» Directions: Render each row below as a JSON array of strings, one string per line, with blank lines omitted. Leave the pictures out of your answer.

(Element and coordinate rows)
* begin *
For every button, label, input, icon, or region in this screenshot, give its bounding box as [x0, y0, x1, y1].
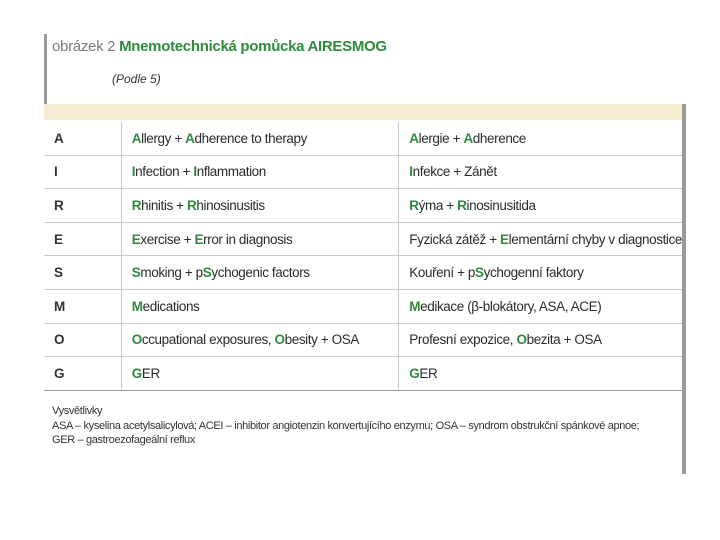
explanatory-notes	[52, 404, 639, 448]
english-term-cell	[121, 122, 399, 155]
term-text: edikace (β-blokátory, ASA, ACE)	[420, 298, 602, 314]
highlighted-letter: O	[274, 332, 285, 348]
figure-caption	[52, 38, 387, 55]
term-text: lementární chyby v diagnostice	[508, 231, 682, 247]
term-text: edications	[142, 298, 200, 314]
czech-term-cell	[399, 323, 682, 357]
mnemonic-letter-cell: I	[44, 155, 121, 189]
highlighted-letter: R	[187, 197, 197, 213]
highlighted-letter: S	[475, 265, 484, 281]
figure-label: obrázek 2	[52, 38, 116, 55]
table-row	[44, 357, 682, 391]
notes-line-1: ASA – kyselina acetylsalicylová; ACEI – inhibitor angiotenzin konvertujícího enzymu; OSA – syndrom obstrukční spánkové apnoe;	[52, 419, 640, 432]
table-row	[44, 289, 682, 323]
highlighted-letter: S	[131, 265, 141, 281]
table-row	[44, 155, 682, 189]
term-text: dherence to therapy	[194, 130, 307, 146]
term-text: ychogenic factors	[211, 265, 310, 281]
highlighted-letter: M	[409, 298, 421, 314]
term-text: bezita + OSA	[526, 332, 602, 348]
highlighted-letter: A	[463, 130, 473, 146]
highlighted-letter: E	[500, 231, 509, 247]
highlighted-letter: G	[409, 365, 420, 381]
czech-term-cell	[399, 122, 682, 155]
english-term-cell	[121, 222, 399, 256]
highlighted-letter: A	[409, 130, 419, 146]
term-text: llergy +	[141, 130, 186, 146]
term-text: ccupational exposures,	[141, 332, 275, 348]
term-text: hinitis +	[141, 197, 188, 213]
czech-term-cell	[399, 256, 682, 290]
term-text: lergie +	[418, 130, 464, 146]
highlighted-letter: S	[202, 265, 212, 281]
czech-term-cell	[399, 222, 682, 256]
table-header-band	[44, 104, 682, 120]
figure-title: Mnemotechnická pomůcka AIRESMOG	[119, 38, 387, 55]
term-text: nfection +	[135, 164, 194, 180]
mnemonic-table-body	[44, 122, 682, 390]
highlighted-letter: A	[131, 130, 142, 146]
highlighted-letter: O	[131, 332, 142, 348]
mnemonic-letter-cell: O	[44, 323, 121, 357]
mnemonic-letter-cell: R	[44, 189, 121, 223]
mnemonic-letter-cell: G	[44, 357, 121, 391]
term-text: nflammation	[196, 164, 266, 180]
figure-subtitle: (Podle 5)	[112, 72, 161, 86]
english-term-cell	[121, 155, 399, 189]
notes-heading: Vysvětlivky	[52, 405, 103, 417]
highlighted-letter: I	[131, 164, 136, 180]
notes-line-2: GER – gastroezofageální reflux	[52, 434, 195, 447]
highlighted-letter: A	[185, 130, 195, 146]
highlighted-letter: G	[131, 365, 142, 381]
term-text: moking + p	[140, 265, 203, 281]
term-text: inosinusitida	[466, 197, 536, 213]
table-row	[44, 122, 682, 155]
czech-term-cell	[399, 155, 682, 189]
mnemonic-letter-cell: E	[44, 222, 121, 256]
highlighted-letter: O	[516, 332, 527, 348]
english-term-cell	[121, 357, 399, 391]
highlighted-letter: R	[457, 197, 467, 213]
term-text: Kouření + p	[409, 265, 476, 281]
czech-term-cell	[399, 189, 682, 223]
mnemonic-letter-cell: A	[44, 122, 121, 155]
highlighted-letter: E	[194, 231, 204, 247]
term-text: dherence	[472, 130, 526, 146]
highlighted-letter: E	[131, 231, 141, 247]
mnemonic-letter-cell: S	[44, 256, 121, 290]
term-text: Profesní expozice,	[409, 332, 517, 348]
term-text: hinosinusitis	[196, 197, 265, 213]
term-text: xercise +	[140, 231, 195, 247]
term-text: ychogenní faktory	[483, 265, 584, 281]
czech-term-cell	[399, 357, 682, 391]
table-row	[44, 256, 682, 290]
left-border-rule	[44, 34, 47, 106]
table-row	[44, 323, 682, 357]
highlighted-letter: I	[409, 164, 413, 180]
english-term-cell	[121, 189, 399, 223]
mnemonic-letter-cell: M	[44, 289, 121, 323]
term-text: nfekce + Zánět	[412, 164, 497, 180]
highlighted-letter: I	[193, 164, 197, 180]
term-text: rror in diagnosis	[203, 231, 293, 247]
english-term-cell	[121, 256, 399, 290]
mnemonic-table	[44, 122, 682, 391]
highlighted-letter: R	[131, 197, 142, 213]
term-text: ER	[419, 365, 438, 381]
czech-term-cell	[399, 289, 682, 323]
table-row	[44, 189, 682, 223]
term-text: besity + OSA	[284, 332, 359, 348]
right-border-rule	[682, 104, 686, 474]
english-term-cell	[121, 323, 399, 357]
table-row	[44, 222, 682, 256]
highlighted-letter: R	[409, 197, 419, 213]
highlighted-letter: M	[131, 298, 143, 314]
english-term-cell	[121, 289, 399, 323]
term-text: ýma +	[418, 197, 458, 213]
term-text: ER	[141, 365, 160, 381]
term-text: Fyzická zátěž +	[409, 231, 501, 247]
* end *
» Result of this exercise:
[
  "For every button, label, input, icon, or region in this screenshot, give its bounding box as [x0, y0, x1, y1].",
  "explanatory-notes\t[52, 404, 639, 448]",
  "english-term-cell\t[121, 122, 399, 155]",
  "term-text: edikace (β-blokátory, ASA, ACE)\t[420, 298, 602, 314]",
  "highlighted-letter: O\t[274, 332, 285, 348]",
  "figure-caption\t[52, 38, 387, 55]",
  "term-text: lementární chyby v diagnostice\t[508, 231, 682, 247]",
  "term-text: edications\t[142, 298, 200, 314]",
  "czech-term-cell\t[399, 323, 682, 357]",
  "mnemonic-letter-cell: I\t[44, 155, 121, 189]",
  "highlighted-letter: R\t[187, 197, 197, 213]",
  "highlighted-letter: S\t[475, 265, 484, 281]",
  "figure-label: obrázek 2\t[52, 38, 116, 55]",
  "table-row\t[44, 357, 682, 391]",
  "notes-line-1: ASA – kyselina acetylsalicylová; ACEI – inhibitor angiotenzin konvertujícího enzymu; OSA – syndrom obstrukční spánkové apnoe;\t[52, 419, 640, 432]",
  "table-row\t[44, 289, 682, 323]",
  "highlighted-letter: S\t[131, 265, 141, 281]",
  "table-row\t[44, 155, 682, 189]",
  "term-text: dherence to therapy\t[194, 130, 307, 146]",
  "term-text: ychogenic factors\t[211, 265, 310, 281]",
  "highlighted-letter: M\t[409, 298, 421, 314]",
  "term-text: bezita + OSA\t[526, 332, 602, 348]",
  "highlighted-letter: A\t[463, 130, 473, 146]",
  "highlighted-letter: E\t[500, 231, 509, 247]",
  "highlighted-letter: G\t[409, 365, 420, 381]",
  "czech-term-cell\t[399, 122, 682, 155]",
  "english-term-cell\t[121, 222, 399, 256]",
  "highlighted-letter: A\t[409, 130, 419, 146]",
  "term-text: llergy +\t[141, 130, 186, 146]",
  "term-text: ccupational exposures,\t[141, 332, 275, 348]",
  "term-text: hinitis +\t[141, 197, 188, 213]",
  "czech-term-cell\t[399, 256, 682, 290]",
  "term-text: lergie +\t[418, 130, 464, 146]",
  "highlighted-letter: S\t[202, 265, 212, 281]",
  "czech-term-cell\t[399, 222, 682, 256]",
  "table-header-band\t[44, 104, 682, 120]",
  "figure-title: Mnemotechnická pomůcka AIRESMOG\t[119, 38, 387, 55]",
  "term-text: nfection +\t[135, 164, 194, 180]",
  "mnemonic-table-body\t[44, 122, 682, 390]",
  "highlighted-letter: A\t[131, 130, 142, 146]",
  "highlighted-letter: O\t[131, 332, 142, 348]",
  "mnemonic-letter-cell: O\t[44, 323, 121, 357]",
  "mnemonic-letter-cell: R\t[44, 189, 121, 223]",
  "mnemonic-letter-cell: G\t[44, 357, 121, 391]",
  "term-text: nflammation\t[196, 164, 266, 180]",
  "figure-subtitle: (Podle 5)\t[112, 72, 161, 86]",
  "english-term-cell\t[121, 155, 399, 189]",
  "notes-heading: Vysvětlivky\t[52, 405, 103, 417]",
  "highlighted-letter: I\t[131, 164, 136, 180]",
  "notes-line-2: GER – gastroezofageální reflux\t[52, 434, 195, 447]",
  "highlighted-letter: A\t[185, 130, 195, 146]",
  "highlighted-letter: G\t[131, 365, 142, 381]",
  "term-text: moking + p\t[140, 265, 203, 281]",
  "term-text: inosinusitida\t[466, 197, 536, 213]",
  "table-row\t[44, 122, 682, 155]",
  "czech-term-cell\t[399, 155, 682, 189]",
  "mnemonic-letter-cell: E\t[44, 222, 121, 256]",
  "highlighted-letter: O\t[516, 332, 527, 348]",
  "english-term-cell\t[121, 357, 399, 391]",
  "highlighted-letter: R\t[457, 197, 467, 213]",
  "term-text: Kouření + p\t[409, 265, 476, 281]",
  "czech-term-cell\t[399, 189, 682, 223]",
  "mnemonic-letter-cell: A\t[44, 122, 121, 155]",
  "highlighted-letter: E\t[194, 231, 204, 247]",
  "term-text: dherence\t[472, 130, 526, 146]",
  "highlighted-letter: E\t[131, 231, 141, 247]",
  "mnemonic-letter-cell: S\t[44, 256, 121, 290]",
  "term-text: Profesní expozice,\t[409, 332, 517, 348]",
  "term-text: hinosinusitis\t[196, 197, 265, 213]",
  "term-text: xercise +\t[140, 231, 195, 247]",
  "term-text: ychogenní faktory\t[483, 265, 584, 281]",
  "czech-term-cell\t[399, 357, 682, 391]",
  "table-row\t[44, 256, 682, 290]",
  "left-border-rule\t[44, 34, 47, 106]",
  "table-row\t[44, 323, 682, 357]",
  "highlighted-letter: I\t[409, 164, 413, 180]",
  "english-term-cell\t[121, 189, 399, 223]",
  "mnemonic-letter-cell: M\t[44, 289, 121, 323]",
  "term-text: nfekce + Zánět\t[412, 164, 497, 180]",
  "highlighted-letter: I\t[193, 164, 197, 180]",
  "term-text: rror in diagnosis\t[203, 231, 293, 247]",
  "english-term-cell\t[121, 256, 399, 290]",
  "mnemonic-table\t[44, 122, 682, 391]",
  "highlighted-letter: R\t[131, 197, 142, 213]",
  "term-text: ER\t[419, 365, 438, 381]",
  "czech-term-cell\t[399, 289, 682, 323]",
  "table-row\t[44, 189, 682, 223]",
  "term-text: besity + OSA\t[284, 332, 359, 348]",
  "right-border-rule\t[682, 104, 686, 474]",
  "english-term-cell\t[121, 323, 399, 357]",
  "table-row\t[44, 222, 682, 256]",
  "highlighted-letter: R\t[409, 197, 419, 213]",
  "highlighted-letter: M\t[131, 298, 143, 314]",
  "english-term-cell\t[121, 289, 399, 323]",
  "term-text: ýma +\t[418, 197, 458, 213]",
  "term-text: ER\t[141, 365, 160, 381]",
  "term-text: Fyzická zátěž +\t[409, 231, 501, 247]"
]